• Exercise instructions:
Copy the lines below as they are; omit the images they contain.

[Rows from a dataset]

———

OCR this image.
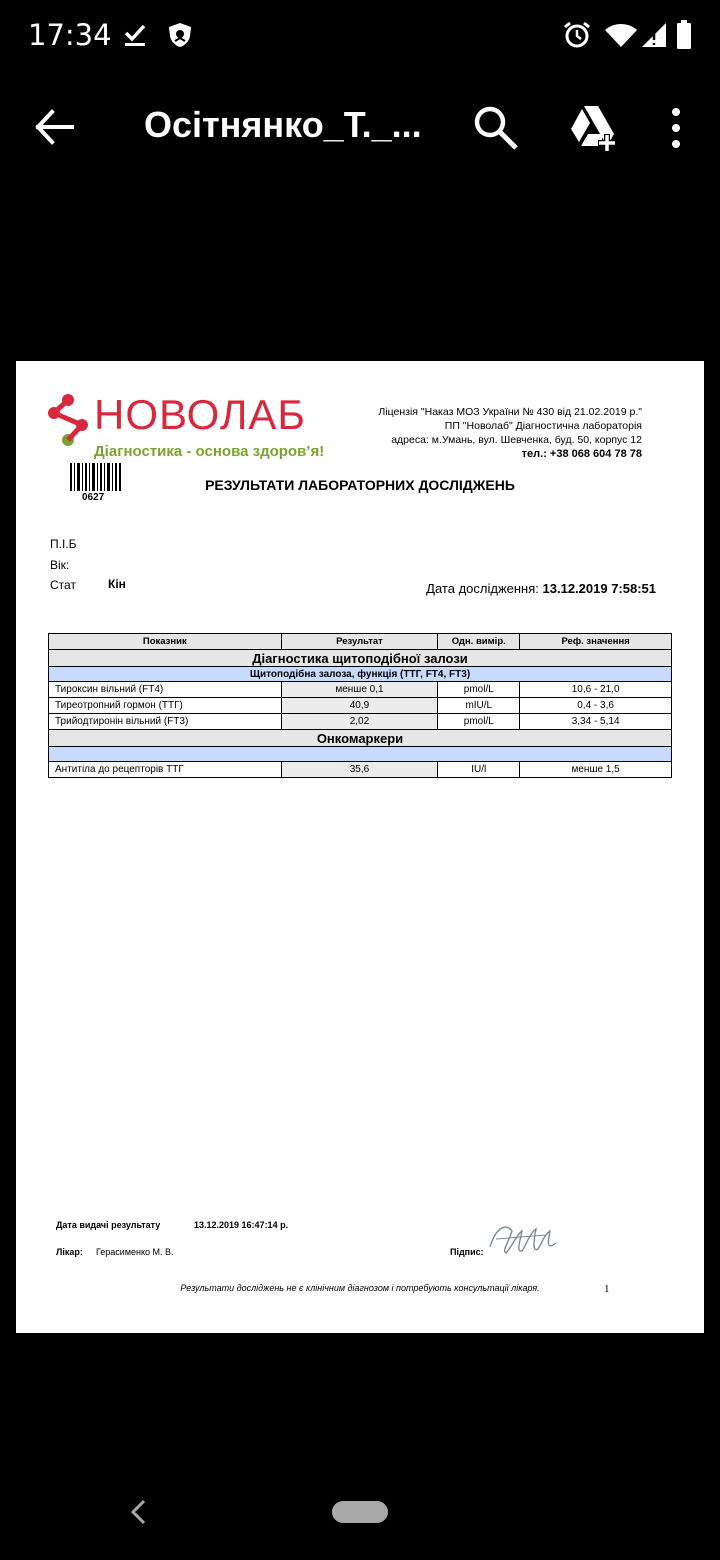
17:34
Осітнянко_Т._...
НОВОЛАБ
Діагностика - основа здоров’я!
Ліцензія "Наказ МОЗ України № 430 від 21.02.2019 р."
ПП "Новолаб" Діагностична лабораторія
адреса: м.Умань, вул. Шевченка, буд. 50, корпус 12
тел.: +38 068 604 78 78
0627
РЕЗУЛЬТАТИ ЛАБОРАТОРНИХ ДОСЛІДЖЕНЬ
П.І.Б
Вік:
Стат	Кін	Дата дослідження: 13.12.2019 7:58:51
Показник	Результат	Одн. вимір.	Реф. значення
Діагностика щитоподібної залози			
Щитоподібна залоза, функція (ТТГ, FT4, FT3)			
Тироксин вільний (FT4)	менше 0,1	pmol/L	10,6 - 21,0
Тиреотропний гормон (ТТГ)	40,9	mIU/L	0,4 - 3,6
Трийодтиронін вільний (FT3)	2,02	pmol/L	3,34 - 5,14
Онкомаркери			

Антитіла до рецепторів ТТГ	35,6	IU/l	менше 1,5
Дата видачі результату	13.12.2019 16:47:14 р.
Лікар: Герасименко М. В.	Підпис:
Результати досліджень не є клінічним діагнозом і потребують консультації лікаря.	1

———

• Complete response:
OCR this image.
17:34
Осітнянко_Т._...
НОВОЛАБ
Діагностика - основа здоров’я!
Ліцензія "Наказ МОЗ України № 430 від 21.02.2019 р."
ПП "Новолаб" Діагностична лабораторія
адреса: м.Умань, вул. Шевченка, буд. 50, корпус 12
тел.: +38 068 604 78 78
0627
РЕЗУЛЬТАТИ ЛАБОРАТОРНИХ ДОСЛІДЖЕНЬ
П.І.Б
Вік:
Стат	Кін	Дата дослідження: 13.12.2019 7:58:51
Показник	Результат	Одн. вимір.	Реф. значення
Діагностика щитоподібної залози			
Щитоподібна залоза, функція (ТТГ, FT4, FT3)			
Тироксин вільний (FT4)	менше 0,1	pmol/L	10,6 - 21,0
Тиреотропний гормон (ТТГ)	40,9	mIU/L	0,4 - 3,6
Трийодтиронін вільний (FT3)	2,02	pmol/L	3,34 - 5,14
Онкомаркери			

Антитіла до рецепторів ТТГ	35,6	IU/l	менше 1,5
Дата видачі результату	13.12.2019 16:47:14 р.
Лікар: Герасименко М. В.	Підпис:
Результати досліджень не є клінічним діагнозом і потребують консультації лікаря.	1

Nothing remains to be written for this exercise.